=== Goal ===
Make an exact copy of all the material below, apart from the pictures.

=== Data for processing ===
## Begin

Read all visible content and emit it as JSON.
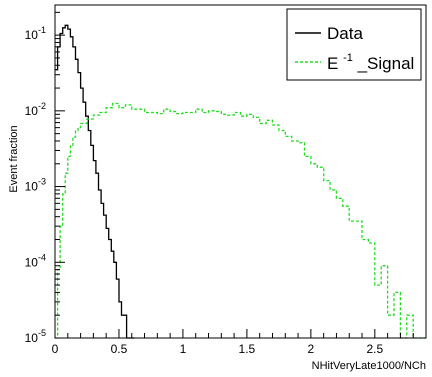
{
  "chart_data": {
    "type": "line",
    "style": "histogram-step",
    "xlabel": "NHitVeryLate1000/NCh",
    "ylabel": "Event fraction",
    "xlim": [
      0,
      2.9
    ],
    "ylim": [
      1e-05,
      0.25
    ],
    "yscale": "log",
    "grid": false,
    "legend_position": "top-right",
    "x_ticks": [
      "0",
      "0.5",
      "1",
      "1.5",
      "2",
      "2.5"
    ],
    "y_ticks": [
      {
        "value": 1e-05,
        "base": "10",
        "exp": "-5"
      },
      {
        "value": 0.0001,
        "base": "10",
        "exp": "-4"
      },
      {
        "value": 0.001,
        "base": "10",
        "exp": "-3"
      },
      {
        "value": 0.01,
        "base": "10",
        "exp": "-2"
      },
      {
        "value": 0.1,
        "base": "10",
        "exp": "-1"
      }
    ],
    "series": [
      {
        "name": "Data",
        "color": "#000000",
        "dash": "solid",
        "x": [
          0.0,
          0.02,
          0.04,
          0.06,
          0.08,
          0.1,
          0.12,
          0.14,
          0.16,
          0.18,
          0.2,
          0.22,
          0.24,
          0.26,
          0.28,
          0.3,
          0.32,
          0.34,
          0.36,
          0.38,
          0.4,
          0.42,
          0.44,
          0.46,
          0.48,
          0.5,
          0.52,
          0.54,
          0.56,
          0.58,
          0.6
        ],
        "y": [
          0.035,
          0.07,
          0.105,
          0.125,
          0.135,
          0.12,
          0.095,
          0.07,
          0.048,
          0.032,
          0.02,
          0.013,
          0.0085,
          0.0055,
          0.0035,
          0.0022,
          0.0015,
          0.0009,
          0.0006,
          0.00042,
          0.00028,
          0.0002,
          0.00014,
          0.0001,
          6e-05,
          3e-05,
          2e-05,
          2e-05,
          1e-05,
          1e-05,
          1e-05
        ]
      },
      {
        "name": "Signal",
        "legend_base": "E",
        "legend_sup": "-1",
        "legend_tail": "_Signal",
        "color": "#22dd22",
        "dash": "dashed",
        "x": [
          0.0,
          0.02,
          0.04,
          0.06,
          0.08,
          0.1,
          0.12,
          0.14,
          0.16,
          0.18,
          0.2,
          0.25,
          0.3,
          0.35,
          0.4,
          0.45,
          0.5,
          0.55,
          0.6,
          0.65,
          0.7,
          0.75,
          0.8,
          0.85,
          0.9,
          0.95,
          1.0,
          1.05,
          1.1,
          1.15,
          1.2,
          1.25,
          1.3,
          1.35,
          1.4,
          1.45,
          1.5,
          1.55,
          1.6,
          1.65,
          1.7,
          1.75,
          1.8,
          1.85,
          1.9,
          1.95,
          2.0,
          2.05,
          2.1,
          2.15,
          2.2,
          2.25,
          2.3,
          2.35,
          2.4,
          2.45,
          2.5,
          2.55,
          2.6,
          2.65,
          2.7,
          2.75,
          2.8,
          2.85,
          2.9
        ],
        "y": [
          1e-05,
          8e-05,
          0.0003,
          0.0008,
          0.0015,
          0.0025,
          0.0035,
          0.0045,
          0.0055,
          0.006,
          0.0068,
          0.0078,
          0.0088,
          0.0095,
          0.011,
          0.0125,
          0.011,
          0.012,
          0.0105,
          0.0105,
          0.0095,
          0.0095,
          0.0092,
          0.0105,
          0.0098,
          0.0092,
          0.0095,
          0.0095,
          0.0105,
          0.0095,
          0.01,
          0.0098,
          0.009,
          0.0088,
          0.0095,
          0.0085,
          0.009,
          0.0082,
          0.0068,
          0.0075,
          0.0065,
          0.0055,
          0.0046,
          0.004,
          0.0038,
          0.0025,
          0.002,
          0.0018,
          0.0012,
          0.0009,
          0.0007,
          0.00055,
          0.00035,
          0.00035,
          0.0002,
          0.00018,
          5e-05,
          9e-05,
          2e-05,
          4e-05,
          1e-05,
          2e-05,
          1e-05,
          1e-05,
          1e-05
        ]
      }
    ]
  }
}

## End

=== Response ===
Read all visible content and emit it as JSON.
{
  "chart_data": {
    "type": "line",
    "style": "histogram-step",
    "xlabel": "NHitVeryLate1000/NCh",
    "ylabel": "Event fraction",
    "xlim": [
      0,
      2.9
    ],
    "ylim": [
      1e-05,
      0.25
    ],
    "yscale": "log",
    "grid": false,
    "legend_position": "top-right",
    "x_ticks": [
      "0",
      "0.5",
      "1",
      "1.5",
      "2",
      "2.5"
    ],
    "y_ticks": [
      {
        "value": 1e-05,
        "base": "10",
        "exp": "-5"
      },
      {
        "value": 0.0001,
        "base": "10",
        "exp": "-4"
      },
      {
        "value": 0.001,
        "base": "10",
        "exp": "-3"
      },
      {
        "value": 0.01,
        "base": "10",
        "exp": "-2"
      },
      {
        "value": 0.1,
        "base": "10",
        "exp": "-1"
      }
    ],
    "series": [
      {
        "name": "Data",
        "color": "#000000",
        "dash": "solid",
        "x": [
          0.0,
          0.02,
          0.04,
          0.06,
          0.08,
          0.1,
          0.12,
          0.14,
          0.16,
          0.18,
          0.2,
          0.22,
          0.24,
          0.26,
          0.28,
          0.3,
          0.32,
          0.34,
          0.36,
          0.38,
          0.4,
          0.42,
          0.44,
          0.46,
          0.48,
          0.5,
          0.52,
          0.54,
          0.56,
          0.58,
          0.6
        ],
        "y": [
          0.035,
          0.07,
          0.105,
          0.125,
          0.135,
          0.12,
          0.095,
          0.07,
          0.048,
          0.032,
          0.02,
          0.013,
          0.0085,
          0.0055,
          0.0035,
          0.0022,
          0.0015,
          0.0009,
          0.0006,
          0.00042,
          0.00028,
          0.0002,
          0.00014,
          0.0001,
          6e-05,
          3e-05,
          2e-05,
          2e-05,
          1e-05,
          1e-05,
          1e-05
        ]
      },
      {
        "name": "Signal",
        "legend_base": "E",
        "legend_sup": "-1",
        "legend_tail": "_Signal",
        "color": "#22dd22",
        "dash": "dashed",
        "x": [
          0.0,
          0.02,
          0.04,
          0.06,
          0.08,
          0.1,
          0.12,
          0.14,
          0.16,
          0.18,
          0.2,
          0.25,
          0.3,
          0.35,
          0.4,
          0.45,
          0.5,
          0.55,
          0.6,
          0.65,
          0.7,
          0.75,
          0.8,
          0.85,
          0.9,
          0.95,
          1.0,
          1.05,
          1.1,
          1.15,
          1.2,
          1.25,
          1.3,
          1.35,
          1.4,
          1.45,
          1.5,
          1.55,
          1.6,
          1.65,
          1.7,
          1.75,
          1.8,
          1.85,
          1.9,
          1.95,
          2.0,
          2.05,
          2.1,
          2.15,
          2.2,
          2.25,
          2.3,
          2.35,
          2.4,
          2.45,
          2.5,
          2.55,
          2.6,
          2.65,
          2.7,
          2.75,
          2.8,
          2.85,
          2.9
        ],
        "y": [
          1e-05,
          8e-05,
          0.0003,
          0.0008,
          0.0015,
          0.0025,
          0.0035,
          0.0045,
          0.0055,
          0.006,
          0.0068,
          0.0078,
          0.0088,
          0.0095,
          0.011,
          0.0125,
          0.011,
          0.012,
          0.0105,
          0.0105,
          0.0095,
          0.0095,
          0.0092,
          0.0105,
          0.0098,
          0.0092,
          0.0095,
          0.0095,
          0.0105,
          0.0095,
          0.01,
          0.0098,
          0.009,
          0.0088,
          0.0095,
          0.0085,
          0.009,
          0.0082,
          0.0068,
          0.0075,
          0.0065,
          0.0055,
          0.0046,
          0.004,
          0.0038,
          0.0025,
          0.002,
          0.0018,
          0.0012,
          0.0009,
          0.0007,
          0.00055,
          0.00035,
          0.00035,
          0.0002,
          0.00018,
          5e-05,
          9e-05,
          2e-05,
          4e-05,
          1e-05,
          2e-05,
          1e-05,
          1e-05,
          1e-05
        ]
      }
    ]
  }
}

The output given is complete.